| Task objective |
Every line below must be reproduced exactly. Copy them all.

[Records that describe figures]
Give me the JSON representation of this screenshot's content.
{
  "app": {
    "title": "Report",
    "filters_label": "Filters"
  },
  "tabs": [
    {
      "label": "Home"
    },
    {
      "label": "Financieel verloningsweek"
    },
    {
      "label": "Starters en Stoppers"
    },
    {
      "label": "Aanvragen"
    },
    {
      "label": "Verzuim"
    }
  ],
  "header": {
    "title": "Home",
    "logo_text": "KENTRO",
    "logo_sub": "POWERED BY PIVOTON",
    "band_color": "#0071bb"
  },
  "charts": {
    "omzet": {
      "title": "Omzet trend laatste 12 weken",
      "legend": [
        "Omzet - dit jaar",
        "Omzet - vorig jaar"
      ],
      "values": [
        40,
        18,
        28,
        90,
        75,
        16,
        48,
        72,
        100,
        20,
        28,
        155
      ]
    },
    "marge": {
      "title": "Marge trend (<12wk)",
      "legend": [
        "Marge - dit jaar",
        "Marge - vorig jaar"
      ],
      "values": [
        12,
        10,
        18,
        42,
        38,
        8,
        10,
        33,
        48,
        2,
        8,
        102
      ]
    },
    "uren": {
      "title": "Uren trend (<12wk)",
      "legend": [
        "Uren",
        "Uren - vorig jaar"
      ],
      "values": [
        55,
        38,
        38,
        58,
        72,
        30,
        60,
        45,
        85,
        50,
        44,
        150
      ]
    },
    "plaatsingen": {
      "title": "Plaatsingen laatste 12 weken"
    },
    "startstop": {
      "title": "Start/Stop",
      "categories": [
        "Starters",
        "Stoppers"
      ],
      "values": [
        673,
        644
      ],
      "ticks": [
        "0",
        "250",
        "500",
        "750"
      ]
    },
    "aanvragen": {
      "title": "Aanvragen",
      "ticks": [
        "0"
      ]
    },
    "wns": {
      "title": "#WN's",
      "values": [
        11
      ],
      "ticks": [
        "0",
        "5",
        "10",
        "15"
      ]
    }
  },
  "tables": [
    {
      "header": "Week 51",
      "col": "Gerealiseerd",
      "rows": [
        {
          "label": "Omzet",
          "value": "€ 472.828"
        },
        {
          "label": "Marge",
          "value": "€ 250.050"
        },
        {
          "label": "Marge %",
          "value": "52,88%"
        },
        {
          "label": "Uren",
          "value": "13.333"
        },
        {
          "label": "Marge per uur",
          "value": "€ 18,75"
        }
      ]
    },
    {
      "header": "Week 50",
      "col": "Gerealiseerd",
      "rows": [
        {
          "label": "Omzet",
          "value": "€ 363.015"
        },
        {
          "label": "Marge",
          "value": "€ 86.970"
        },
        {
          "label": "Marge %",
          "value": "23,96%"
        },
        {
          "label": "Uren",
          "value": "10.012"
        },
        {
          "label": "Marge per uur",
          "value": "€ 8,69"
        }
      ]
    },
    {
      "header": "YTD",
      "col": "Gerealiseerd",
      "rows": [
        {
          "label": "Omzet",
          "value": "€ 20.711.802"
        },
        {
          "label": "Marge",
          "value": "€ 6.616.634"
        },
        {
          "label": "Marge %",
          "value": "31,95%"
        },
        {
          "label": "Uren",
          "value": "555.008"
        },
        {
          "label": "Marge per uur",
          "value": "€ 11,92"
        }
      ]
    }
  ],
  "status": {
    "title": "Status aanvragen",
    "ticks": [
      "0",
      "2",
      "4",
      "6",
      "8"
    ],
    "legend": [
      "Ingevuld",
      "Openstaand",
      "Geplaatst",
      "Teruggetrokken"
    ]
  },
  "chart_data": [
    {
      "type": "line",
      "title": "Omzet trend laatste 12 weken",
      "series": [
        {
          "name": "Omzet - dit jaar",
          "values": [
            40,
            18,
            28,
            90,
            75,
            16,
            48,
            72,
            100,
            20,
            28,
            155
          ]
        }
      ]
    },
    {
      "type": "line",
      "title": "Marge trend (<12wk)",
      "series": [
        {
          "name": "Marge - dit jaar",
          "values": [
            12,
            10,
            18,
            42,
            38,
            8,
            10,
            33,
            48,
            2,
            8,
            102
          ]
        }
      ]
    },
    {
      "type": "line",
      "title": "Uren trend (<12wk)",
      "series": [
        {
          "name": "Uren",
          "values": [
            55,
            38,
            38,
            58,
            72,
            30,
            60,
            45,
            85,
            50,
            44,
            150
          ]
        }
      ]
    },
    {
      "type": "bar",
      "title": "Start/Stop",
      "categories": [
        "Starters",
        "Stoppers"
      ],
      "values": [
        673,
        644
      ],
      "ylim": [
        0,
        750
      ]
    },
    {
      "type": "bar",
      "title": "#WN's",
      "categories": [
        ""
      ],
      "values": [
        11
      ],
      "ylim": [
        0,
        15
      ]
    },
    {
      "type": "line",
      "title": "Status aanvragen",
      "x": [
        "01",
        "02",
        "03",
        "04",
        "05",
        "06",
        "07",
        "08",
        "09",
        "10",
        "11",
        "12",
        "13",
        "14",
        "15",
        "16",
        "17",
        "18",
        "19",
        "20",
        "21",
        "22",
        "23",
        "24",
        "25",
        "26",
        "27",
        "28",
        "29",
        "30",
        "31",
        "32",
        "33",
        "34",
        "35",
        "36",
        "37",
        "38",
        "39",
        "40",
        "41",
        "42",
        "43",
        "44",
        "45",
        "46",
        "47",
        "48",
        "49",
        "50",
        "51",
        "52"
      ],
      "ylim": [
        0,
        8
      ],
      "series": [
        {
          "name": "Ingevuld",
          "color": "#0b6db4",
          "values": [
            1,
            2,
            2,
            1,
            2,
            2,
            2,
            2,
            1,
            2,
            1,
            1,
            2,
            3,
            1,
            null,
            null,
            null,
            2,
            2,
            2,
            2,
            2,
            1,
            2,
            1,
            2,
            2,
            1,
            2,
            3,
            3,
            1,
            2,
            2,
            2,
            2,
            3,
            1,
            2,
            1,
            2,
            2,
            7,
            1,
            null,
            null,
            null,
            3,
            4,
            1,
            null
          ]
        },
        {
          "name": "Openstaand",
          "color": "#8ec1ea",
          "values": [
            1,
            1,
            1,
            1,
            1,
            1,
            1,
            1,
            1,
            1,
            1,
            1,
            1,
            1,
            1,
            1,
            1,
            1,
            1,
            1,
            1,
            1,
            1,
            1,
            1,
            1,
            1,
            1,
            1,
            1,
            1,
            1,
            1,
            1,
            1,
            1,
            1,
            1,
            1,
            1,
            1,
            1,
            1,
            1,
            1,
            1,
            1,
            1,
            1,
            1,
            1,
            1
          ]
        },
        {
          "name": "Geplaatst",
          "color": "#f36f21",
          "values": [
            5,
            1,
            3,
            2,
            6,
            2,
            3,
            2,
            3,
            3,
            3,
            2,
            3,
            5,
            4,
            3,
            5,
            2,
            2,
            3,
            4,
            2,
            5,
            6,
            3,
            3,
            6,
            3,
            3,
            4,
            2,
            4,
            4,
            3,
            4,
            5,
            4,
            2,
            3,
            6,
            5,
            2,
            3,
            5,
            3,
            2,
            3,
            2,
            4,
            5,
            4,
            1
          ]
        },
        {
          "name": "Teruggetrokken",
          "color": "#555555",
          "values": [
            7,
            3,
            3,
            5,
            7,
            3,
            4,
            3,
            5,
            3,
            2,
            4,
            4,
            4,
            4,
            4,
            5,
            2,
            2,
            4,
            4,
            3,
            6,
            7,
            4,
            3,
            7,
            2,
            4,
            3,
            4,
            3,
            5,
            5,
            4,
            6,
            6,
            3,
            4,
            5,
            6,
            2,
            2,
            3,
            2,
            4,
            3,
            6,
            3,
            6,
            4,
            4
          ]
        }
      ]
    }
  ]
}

| Exercise answer |
Give me the JSON representation of this screenshot's content.
{
  "app": {
    "title": "Report",
    "filters_label": "Filters"
  },
  "tabs": [
    {
      "label": "Home"
    },
    {
      "label": "Financieel verloningsweek"
    },
    {
      "label": "Starters en Stoppers"
    },
    {
      "label": "Aanvragen"
    },
    {
      "label": "Verzuim"
    }
  ],
  "header": {
    "title": "Home",
    "logo_text": "KENTRO",
    "logo_sub": "POWERED BY PIVOTON",
    "band_color": "#0071bb"
  },
  "charts": {
    "omzet": {
      "title": "Omzet trend laatste 12 weken",
      "legend": [
        "Omzet - dit jaar",
        "Omzet - vorig jaar"
      ],
      "values": [
        40,
        18,
        28,
        90,
        75,
        16,
        48,
        72,
        100,
        20,
        28,
        155
      ]
    },
    "marge": {
      "title": "Marge trend (<12wk)",
      "legend": [
        "Marge - dit jaar",
        "Marge - vorig jaar"
      ],
      "values": [
        12,
        10,
        18,
        42,
        38,
        8,
        10,
        33,
        48,
        2,
        8,
        102
      ]
    },
    "uren": {
      "title": "Uren trend (<12wk)",
      "legend": [
        "Uren",
        "Uren - vorig jaar"
      ],
      "values": [
        55,
        38,
        38,
        58,
        72,
        30,
        60,
        45,
        85,
        50,
        44,
        150
      ]
    },
    "plaatsingen": {
      "title": "Plaatsingen laatste 12 weken"
    },
    "startstop": {
      "title": "Start/Stop",
      "categories": [
        "Starters",
        "Stoppers"
      ],
      "values": [
        673,
        644
      ],
      "ticks": [
        "0",
        "250",
        "500",
        "750"
      ]
    },
    "aanvragen": {
      "title": "Aanvragen",
      "ticks": [
        "0"
      ]
    },
    "wns": {
      "title": "#WN's",
      "values": [
        11
      ],
      "ticks": [
        "0",
        "5",
        "10",
        "15"
      ]
    }
  },
  "tables": [
    {
      "header": "Week 51",
      "col": "Gerealiseerd",
      "rows": [
        {
          "label": "Omzet",
          "value": "€ 472.828"
        },
        {
          "label": "Marge",
          "value": "€ 250.050"
        },
        {
          "label": "Marge %",
          "value": "52,88%"
        },
        {
          "label": "Uren",
          "value": "13.333"
        },
        {
          "label": "Marge per uur",
          "value": "€ 18,75"
        }
      ]
    },
    {
      "header": "Week 50",
      "col": "Gerealiseerd",
      "rows": [
        {
          "label": "Omzet",
          "value": "€ 363.015"
        },
        {
          "label": "Marge",
          "value": "€ 86.970"
        },
        {
          "label": "Marge %",
          "value": "23,96%"
        },
        {
          "label": "Uren",
          "value": "10.012"
        },
        {
          "label": "Marge per uur",
          "value": "€ 8,69"
        }
      ]
    },
    {
      "header": "YTD",
      "col": "Gerealiseerd",
      "rows": [
        {
          "label": "Omzet",
          "value": "€ 20.711.802"
        },
        {
          "label": "Marge",
          "value": "€ 6.616.634"
        },
        {
          "label": "Marge %",
          "value": "31,95%"
        },
        {
          "label": "Uren",
          "value": "555.008"
        },
        {
          "label": "Marge per uur",
          "value": "€ 11,92"
        }
      ]
    }
  ],
  "status": {
    "title": "Status aanvragen",
    "ticks": [
      "0",
      "2",
      "4",
      "6",
      "8"
    ],
    "legend": [
      "Ingevuld",
      "Openstaand",
      "Geplaatst",
      "Teruggetrokken"
    ]
  },
  "chart_data": [
    {
      "type": "line",
      "title": "Omzet trend laatste 12 weken",
      "series": [
        {
          "name": "Omzet - dit jaar",
          "values": [
            40,
            18,
            28,
            90,
            75,
            16,
            48,
            72,
            100,
            20,
            28,
            155
          ]
        }
      ]
    },
    {
      "type": "line",
      "title": "Marge trend (<12wk)",
      "series": [
        {
          "name": "Marge - dit jaar",
          "values": [
            12,
            10,
            18,
            42,
            38,
            8,
            10,
            33,
            48,
            2,
            8,
            102
          ]
        }
      ]
    },
    {
      "type": "line",
      "title": "Uren trend (<12wk)",
      "series": [
        {
          "name": "Uren",
          "values": [
            55,
            38,
            38,
            58,
            72,
            30,
            60,
            45,
            85,
            50,
            44,
            150
          ]
        }
      ]
    },
    {
      "type": "bar",
      "title": "Start/Stop",
      "categories": [
        "Starters",
        "Stoppers"
      ],
      "values": [
        673,
        644
      ],
      "ylim": [
        0,
        750
      ]
    },
    {
      "type": "bar",
      "title": "#WN's",
      "categories": [
        ""
      ],
      "values": [
        11
      ],
      "ylim": [
        0,
        15
      ]
    },
    {
      "type": "line",
      "title": "Status aanvragen",
      "x": [
        "01",
        "02",
        "03",
        "04",
        "05",
        "06",
        "07",
        "08",
        "09",
        "10",
        "11",
        "12",
        "13",
        "14",
        "15",
        "16",
        "17",
        "18",
        "19",
        "20",
        "21",
        "22",
        "23",
        "24",
        "25",
        "26",
        "27",
        "28",
        "29",
        "30",
        "31",
        "32",
        "33",
        "34",
        "35",
        "36",
        "37",
        "38",
        "39",
        "40",
        "41",
        "42",
        "43",
        "44",
        "45",
        "46",
        "47",
        "48",
        "49",
        "50",
        "51",
        "52"
      ],
      "ylim": [
        0,
        8
      ],
      "series": [
        {
          "name": "Ingevuld",
          "color": "#0b6db4",
          "values": [
            1,
            2,
            2,
            1,
            2,
            2,
            2,
            2,
            1,
            2,
            1,
            1,
            2,
            3,
            1,
            null,
            null,
            null,
            2,
            2,
            2,
            2,
            2,
            1,
            2,
            1,
            2,
            2,
            1,
            2,
            3,
            3,
            1,
            2,
            2,
            2,
            2,
            3,
            1,
            2,
            1,
            2,
            2,
            7,
            1,
            null,
            null,
            null,
            3,
            4,
            1,
            null
          ]
        },
        {
          "name": "Openstaand",
          "color": "#8ec1ea",
          "values": [
            1,
            1,
            1,
            1,
            1,
            1,
            1,
            1,
            1,
            1,
            1,
            1,
            1,
            1,
            1,
            1,
            1,
            1,
            1,
            1,
            1,
            1,
            1,
            1,
            1,
            1,
            1,
            1,
            1,
            1,
            1,
            1,
            1,
            1,
            1,
            1,
            1,
            1,
            1,
            1,
            1,
            1,
            1,
            1,
            1,
            1,
            1,
            1,
            1,
            1,
            1,
            1
          ]
        },
        {
          "name": "Geplaatst",
          "color": "#f36f21",
          "values": [
            5,
            1,
            3,
            2,
            6,
            2,
            3,
            2,
            3,
            3,
            3,
            2,
            3,
            5,
            4,
            3,
            5,
            2,
            2,
            3,
            4,
            2,
            5,
            6,
            3,
            3,
            6,
            3,
            3,
            4,
            2,
            4,
            4,
            3,
            4,
            5,
            4,
            2,
            3,
            6,
            5,
            2,
            3,
            5,
            3,
            2,
            3,
            2,
            4,
            5,
            4,
            1
          ]
        },
        {
          "name": "Teruggetrokken",
          "color": "#555555",
          "values": [
            7,
            3,
            3,
            5,
            7,
            3,
            4,
            3,
            5,
            3,
            2,
            4,
            4,
            4,
            4,
            4,
            5,
            2,
            2,
            4,
            4,
            3,
            6,
            7,
            4,
            3,
            7,
            2,
            4,
            3,
            4,
            3,
            5,
            5,
            4,
            6,
            6,
            3,
            4,
            5,
            6,
            2,
            2,
            3,
            2,
            4,
            3,
            6,
            3,
            6,
            4,
            4
          ]
        }
      ]
    }
  ]
}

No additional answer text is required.